TASK TO COMPLETE -
Your reply should be one number: the count of lines holding the word "enrolled".

(Stored data)
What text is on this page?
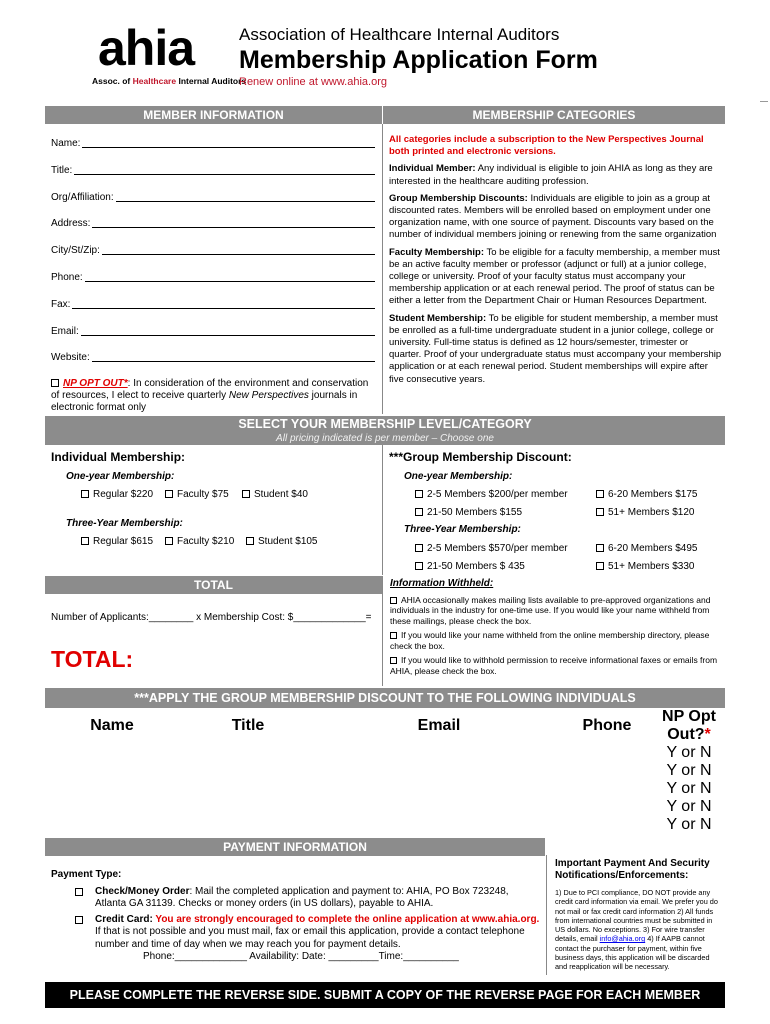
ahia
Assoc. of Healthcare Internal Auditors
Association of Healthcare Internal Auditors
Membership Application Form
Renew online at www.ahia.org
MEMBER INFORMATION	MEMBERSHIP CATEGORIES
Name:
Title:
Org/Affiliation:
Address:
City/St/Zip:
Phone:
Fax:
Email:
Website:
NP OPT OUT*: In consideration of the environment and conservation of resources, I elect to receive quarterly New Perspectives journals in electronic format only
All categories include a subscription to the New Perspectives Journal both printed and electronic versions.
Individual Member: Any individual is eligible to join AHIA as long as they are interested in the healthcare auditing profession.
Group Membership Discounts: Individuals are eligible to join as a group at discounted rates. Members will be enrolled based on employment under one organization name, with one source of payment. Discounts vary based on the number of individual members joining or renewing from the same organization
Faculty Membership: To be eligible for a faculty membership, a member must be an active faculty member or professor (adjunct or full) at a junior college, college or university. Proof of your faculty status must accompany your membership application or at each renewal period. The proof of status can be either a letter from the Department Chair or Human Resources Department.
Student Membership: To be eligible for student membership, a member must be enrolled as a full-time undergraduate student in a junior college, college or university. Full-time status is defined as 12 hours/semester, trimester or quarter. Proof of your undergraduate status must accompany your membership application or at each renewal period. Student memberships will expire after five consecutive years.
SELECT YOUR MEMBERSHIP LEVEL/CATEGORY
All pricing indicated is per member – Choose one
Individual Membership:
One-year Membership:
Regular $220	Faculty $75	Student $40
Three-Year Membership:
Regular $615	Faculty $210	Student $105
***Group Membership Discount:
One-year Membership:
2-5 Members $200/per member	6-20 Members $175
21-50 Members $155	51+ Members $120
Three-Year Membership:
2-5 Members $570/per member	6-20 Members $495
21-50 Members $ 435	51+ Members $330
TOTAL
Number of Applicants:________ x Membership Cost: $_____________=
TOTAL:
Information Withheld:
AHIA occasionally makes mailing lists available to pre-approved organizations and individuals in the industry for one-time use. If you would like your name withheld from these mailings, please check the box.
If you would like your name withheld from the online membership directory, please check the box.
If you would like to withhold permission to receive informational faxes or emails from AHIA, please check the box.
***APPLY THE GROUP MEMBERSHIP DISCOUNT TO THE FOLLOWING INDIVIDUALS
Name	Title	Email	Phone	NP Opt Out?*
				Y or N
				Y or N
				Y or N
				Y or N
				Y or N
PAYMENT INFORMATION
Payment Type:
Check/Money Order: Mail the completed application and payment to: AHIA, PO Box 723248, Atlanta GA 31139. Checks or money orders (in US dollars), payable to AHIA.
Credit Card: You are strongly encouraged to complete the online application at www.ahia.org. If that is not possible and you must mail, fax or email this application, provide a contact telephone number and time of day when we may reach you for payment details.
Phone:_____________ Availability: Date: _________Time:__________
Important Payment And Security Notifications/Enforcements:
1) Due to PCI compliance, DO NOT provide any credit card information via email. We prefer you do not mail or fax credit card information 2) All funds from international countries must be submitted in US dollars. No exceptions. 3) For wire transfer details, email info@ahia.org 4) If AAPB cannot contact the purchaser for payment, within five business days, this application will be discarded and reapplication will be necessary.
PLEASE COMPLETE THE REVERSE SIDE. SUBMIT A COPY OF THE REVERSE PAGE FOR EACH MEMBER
...
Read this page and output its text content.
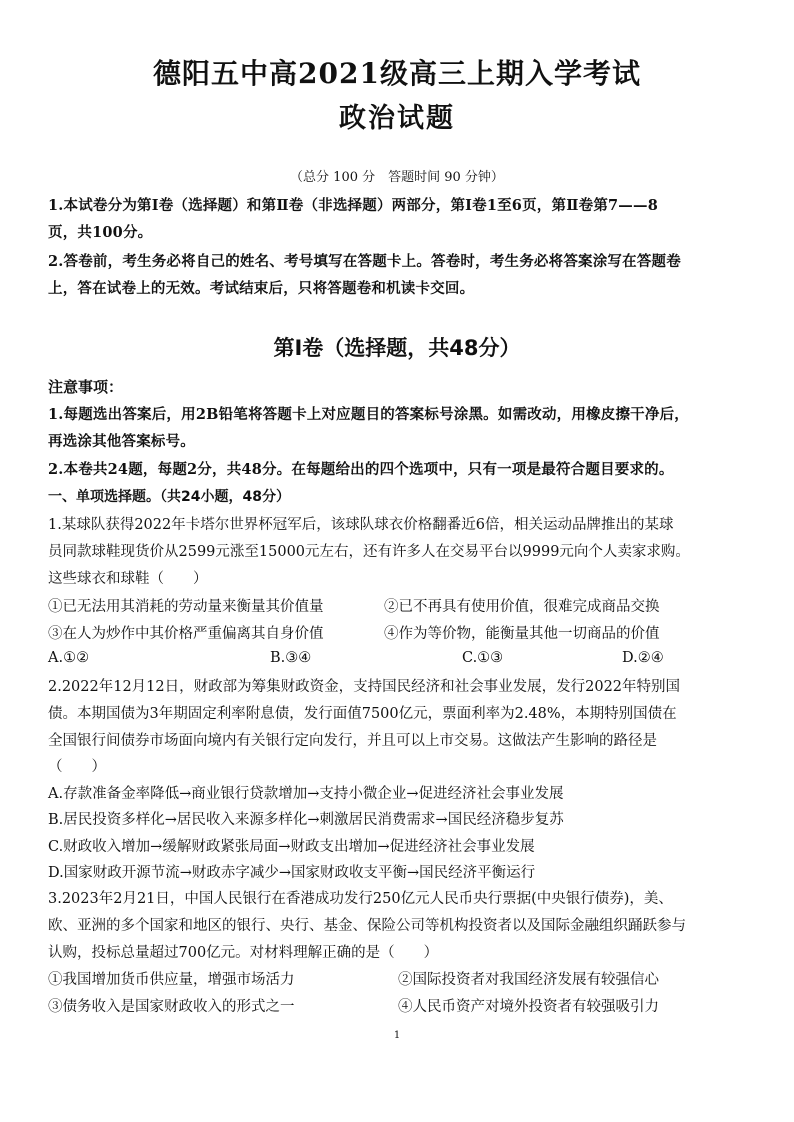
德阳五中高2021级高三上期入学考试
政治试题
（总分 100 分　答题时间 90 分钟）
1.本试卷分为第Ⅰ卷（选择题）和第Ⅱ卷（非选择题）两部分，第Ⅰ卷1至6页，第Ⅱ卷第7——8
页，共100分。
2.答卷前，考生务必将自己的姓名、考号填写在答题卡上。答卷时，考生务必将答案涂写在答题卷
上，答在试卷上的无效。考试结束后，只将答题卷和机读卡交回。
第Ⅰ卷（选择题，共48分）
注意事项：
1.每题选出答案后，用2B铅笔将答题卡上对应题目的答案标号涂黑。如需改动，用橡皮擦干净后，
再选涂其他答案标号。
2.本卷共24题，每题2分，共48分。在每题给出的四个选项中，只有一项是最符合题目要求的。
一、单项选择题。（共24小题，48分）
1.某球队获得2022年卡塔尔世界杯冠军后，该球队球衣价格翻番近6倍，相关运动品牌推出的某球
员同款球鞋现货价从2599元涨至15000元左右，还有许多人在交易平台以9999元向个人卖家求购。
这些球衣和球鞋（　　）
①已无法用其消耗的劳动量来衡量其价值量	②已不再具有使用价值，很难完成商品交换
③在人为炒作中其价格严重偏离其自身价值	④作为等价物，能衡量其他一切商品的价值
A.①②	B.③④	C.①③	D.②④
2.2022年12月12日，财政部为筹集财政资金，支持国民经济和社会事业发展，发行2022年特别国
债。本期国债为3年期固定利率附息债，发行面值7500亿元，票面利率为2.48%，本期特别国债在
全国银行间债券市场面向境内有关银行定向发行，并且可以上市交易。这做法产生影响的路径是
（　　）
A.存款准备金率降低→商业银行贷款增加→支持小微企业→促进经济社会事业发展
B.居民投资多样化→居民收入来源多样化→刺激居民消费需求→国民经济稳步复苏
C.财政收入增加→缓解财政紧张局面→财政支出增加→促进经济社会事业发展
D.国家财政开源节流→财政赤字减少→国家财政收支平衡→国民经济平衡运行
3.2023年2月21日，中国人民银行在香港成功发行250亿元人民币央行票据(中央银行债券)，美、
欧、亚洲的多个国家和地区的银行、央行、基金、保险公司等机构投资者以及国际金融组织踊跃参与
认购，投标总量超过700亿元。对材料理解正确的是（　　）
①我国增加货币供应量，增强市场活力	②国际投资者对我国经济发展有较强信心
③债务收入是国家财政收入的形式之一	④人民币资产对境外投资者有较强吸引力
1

RESULT FOR THIS TASK -
2